Aim of the exercise — Locate the string "Figura" throughout the material and copy every line in which it occurs.

Listed entries —
-*-

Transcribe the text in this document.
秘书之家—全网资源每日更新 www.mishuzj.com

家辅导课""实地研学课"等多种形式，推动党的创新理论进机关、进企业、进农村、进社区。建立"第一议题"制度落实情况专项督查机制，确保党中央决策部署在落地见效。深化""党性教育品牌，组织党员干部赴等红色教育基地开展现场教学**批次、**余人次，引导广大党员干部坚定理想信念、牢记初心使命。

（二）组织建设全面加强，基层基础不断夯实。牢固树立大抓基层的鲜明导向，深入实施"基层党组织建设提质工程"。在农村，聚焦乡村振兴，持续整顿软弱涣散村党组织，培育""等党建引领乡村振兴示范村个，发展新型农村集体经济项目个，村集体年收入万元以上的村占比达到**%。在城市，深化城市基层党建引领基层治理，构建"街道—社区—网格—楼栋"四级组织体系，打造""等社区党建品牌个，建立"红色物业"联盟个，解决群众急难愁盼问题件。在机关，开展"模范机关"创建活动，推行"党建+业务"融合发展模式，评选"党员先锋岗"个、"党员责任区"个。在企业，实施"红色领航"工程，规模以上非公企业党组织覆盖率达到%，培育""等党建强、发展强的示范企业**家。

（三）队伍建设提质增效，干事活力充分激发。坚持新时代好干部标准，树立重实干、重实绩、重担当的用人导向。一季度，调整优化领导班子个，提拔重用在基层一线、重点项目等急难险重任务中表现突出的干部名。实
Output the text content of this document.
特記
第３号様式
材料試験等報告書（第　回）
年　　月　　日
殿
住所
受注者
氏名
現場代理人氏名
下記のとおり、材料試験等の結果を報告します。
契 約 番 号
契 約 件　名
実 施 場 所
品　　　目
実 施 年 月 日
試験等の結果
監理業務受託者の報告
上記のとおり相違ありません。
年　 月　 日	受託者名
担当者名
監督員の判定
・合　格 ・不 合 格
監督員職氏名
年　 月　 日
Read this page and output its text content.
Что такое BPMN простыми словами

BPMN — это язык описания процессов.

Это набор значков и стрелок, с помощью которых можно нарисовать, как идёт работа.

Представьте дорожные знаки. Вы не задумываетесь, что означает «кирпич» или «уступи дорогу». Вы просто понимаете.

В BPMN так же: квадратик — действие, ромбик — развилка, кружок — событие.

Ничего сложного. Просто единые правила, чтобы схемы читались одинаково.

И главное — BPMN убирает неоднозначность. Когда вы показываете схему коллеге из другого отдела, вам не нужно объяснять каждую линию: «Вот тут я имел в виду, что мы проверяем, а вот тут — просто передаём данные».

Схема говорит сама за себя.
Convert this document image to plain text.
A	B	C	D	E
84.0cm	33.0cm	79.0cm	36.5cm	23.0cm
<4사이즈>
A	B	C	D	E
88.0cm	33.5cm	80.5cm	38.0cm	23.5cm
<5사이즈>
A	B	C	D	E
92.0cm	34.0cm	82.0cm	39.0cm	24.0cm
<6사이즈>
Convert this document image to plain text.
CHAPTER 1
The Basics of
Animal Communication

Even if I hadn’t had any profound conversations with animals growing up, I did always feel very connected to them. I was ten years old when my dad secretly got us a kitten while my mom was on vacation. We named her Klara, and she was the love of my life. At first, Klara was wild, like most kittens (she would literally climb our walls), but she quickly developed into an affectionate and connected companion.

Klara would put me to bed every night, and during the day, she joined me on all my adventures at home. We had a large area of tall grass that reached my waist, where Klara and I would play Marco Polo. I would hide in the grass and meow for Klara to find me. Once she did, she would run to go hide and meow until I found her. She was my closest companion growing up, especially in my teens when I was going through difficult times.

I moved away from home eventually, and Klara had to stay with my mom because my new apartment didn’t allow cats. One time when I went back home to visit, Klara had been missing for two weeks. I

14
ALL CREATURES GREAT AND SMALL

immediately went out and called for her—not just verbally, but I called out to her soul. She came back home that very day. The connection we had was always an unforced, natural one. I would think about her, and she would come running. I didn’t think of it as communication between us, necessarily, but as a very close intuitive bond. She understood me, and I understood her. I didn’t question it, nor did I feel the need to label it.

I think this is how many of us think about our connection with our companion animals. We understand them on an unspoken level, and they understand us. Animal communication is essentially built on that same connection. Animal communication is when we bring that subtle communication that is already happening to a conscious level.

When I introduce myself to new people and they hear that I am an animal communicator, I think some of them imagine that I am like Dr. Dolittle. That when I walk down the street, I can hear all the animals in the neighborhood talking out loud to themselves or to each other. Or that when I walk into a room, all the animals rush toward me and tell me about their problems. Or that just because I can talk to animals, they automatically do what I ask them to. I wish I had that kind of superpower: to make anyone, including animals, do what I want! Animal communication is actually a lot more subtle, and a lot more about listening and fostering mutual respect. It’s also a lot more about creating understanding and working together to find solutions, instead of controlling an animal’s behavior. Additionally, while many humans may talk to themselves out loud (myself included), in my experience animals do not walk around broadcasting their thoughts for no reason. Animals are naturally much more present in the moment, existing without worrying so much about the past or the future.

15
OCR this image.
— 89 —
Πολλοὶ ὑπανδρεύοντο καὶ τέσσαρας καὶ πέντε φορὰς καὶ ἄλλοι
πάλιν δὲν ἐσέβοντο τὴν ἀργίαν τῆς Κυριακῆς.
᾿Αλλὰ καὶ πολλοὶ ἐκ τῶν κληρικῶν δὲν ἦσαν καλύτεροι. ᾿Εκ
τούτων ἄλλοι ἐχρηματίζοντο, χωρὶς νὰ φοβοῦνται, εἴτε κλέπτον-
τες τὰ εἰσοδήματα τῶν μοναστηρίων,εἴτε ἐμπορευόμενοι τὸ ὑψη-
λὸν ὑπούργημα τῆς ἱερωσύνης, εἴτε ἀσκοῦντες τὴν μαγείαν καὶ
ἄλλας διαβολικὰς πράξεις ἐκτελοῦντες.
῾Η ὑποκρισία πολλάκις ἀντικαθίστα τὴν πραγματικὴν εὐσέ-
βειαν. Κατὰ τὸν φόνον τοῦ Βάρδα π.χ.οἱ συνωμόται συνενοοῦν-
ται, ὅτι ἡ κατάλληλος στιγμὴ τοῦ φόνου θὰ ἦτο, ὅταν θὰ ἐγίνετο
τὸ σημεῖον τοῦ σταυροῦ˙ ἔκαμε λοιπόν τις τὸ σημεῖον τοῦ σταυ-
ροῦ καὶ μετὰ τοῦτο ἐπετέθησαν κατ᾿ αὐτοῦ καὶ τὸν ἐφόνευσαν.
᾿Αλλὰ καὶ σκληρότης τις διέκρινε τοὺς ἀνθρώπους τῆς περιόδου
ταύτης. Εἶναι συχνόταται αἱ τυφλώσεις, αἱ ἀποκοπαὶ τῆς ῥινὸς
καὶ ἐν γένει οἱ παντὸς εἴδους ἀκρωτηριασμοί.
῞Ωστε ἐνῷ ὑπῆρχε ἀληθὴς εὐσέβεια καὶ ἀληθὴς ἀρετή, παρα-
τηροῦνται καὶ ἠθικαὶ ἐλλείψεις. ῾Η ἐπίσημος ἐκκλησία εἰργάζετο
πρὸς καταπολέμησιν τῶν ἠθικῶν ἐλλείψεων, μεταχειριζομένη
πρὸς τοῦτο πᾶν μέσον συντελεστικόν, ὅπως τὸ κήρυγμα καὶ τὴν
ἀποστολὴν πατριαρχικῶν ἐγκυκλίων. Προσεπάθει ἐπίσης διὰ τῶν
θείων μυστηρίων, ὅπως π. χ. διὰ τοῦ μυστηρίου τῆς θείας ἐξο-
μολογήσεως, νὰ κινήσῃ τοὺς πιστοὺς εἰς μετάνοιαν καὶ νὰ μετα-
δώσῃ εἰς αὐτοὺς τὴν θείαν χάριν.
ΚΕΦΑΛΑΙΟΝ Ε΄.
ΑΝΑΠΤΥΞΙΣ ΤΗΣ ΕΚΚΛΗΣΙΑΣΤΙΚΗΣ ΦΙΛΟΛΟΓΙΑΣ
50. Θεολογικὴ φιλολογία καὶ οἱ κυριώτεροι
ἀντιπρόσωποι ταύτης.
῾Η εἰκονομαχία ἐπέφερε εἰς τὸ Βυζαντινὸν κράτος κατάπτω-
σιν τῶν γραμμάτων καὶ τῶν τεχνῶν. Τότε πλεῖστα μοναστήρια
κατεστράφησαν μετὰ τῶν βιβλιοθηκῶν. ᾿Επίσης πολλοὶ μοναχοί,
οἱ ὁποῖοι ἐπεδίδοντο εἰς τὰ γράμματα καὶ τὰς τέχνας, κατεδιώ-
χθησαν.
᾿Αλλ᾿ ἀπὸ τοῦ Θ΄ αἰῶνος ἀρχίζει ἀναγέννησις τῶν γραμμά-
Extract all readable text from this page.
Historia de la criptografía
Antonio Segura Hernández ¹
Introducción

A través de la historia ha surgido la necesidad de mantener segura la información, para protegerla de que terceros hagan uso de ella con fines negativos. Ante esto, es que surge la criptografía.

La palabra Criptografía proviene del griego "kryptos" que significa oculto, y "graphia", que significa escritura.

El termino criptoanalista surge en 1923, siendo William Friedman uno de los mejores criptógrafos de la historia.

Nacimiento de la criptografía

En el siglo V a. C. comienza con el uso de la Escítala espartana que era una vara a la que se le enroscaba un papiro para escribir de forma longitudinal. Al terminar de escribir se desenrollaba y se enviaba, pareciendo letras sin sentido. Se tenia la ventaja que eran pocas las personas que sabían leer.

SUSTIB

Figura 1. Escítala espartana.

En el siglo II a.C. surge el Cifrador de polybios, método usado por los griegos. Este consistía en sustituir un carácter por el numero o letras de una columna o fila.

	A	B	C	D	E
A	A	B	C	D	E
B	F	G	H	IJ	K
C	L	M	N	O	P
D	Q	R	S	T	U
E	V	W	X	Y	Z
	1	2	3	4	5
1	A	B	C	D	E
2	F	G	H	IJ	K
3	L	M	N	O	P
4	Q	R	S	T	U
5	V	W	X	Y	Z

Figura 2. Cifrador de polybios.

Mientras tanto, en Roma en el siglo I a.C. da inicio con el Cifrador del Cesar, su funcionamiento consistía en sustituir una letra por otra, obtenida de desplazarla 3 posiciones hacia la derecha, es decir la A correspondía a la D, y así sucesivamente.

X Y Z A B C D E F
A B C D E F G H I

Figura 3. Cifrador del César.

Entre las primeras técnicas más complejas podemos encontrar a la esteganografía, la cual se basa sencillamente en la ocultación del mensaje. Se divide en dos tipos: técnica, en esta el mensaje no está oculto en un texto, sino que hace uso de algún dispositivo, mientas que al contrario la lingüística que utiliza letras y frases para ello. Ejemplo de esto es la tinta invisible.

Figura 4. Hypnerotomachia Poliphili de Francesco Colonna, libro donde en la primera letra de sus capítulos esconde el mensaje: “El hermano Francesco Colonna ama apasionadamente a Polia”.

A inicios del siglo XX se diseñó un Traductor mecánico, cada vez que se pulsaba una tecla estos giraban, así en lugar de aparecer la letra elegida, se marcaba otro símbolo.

-*-

Output —
Figura 1. Escítala espartana.
Figura 2. Cifrador de polybios.
Figura 3. Cifrador del César.
Figura 4. Hypnerotomachia Poliphili de Francesco Colonna, libro donde en la primera letra de sus capítulos esconde el mensaje: “El hermano Francesco Colonna ama apasionadamente a Polia”.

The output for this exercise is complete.